### What is expected:
Output the records exactly. Include every line.

### Records supplied:
========

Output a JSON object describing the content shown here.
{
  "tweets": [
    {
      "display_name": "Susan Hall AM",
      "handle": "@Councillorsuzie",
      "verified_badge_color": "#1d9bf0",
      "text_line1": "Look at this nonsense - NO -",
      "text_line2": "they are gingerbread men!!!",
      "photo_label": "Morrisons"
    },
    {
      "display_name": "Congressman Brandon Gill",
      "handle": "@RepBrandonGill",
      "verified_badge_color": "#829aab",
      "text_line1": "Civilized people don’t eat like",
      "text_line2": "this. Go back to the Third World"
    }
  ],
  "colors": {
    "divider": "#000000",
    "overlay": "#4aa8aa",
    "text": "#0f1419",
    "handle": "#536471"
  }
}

========

### The reply:
Output a JSON object describing the content shown here.
{
  "tweets": [
    {
      "display_name": "Susan Hall AM",
      "handle": "@Councillorsuzie",
      "verified_badge_color": "#1d9bf0",
      "text_line1": "Look at this nonsense - NO -",
      "text_line2": "they are gingerbread men!!!",
      "photo_label": "Morrisons"
    },
    {
      "display_name": "Congressman Brandon Gill",
      "handle": "@RepBrandonGill",
      "verified_badge_color": "#829aab",
      "text_line1": "Civilized people don’t eat like",
      "text_line2": "this. Go back to the Third World"
    }
  ],
  "colors": {
    "divider": "#000000",
    "overlay": "#4aa8aa",
    "text": "#0f1419",
    "handle": "#536471"
  }
}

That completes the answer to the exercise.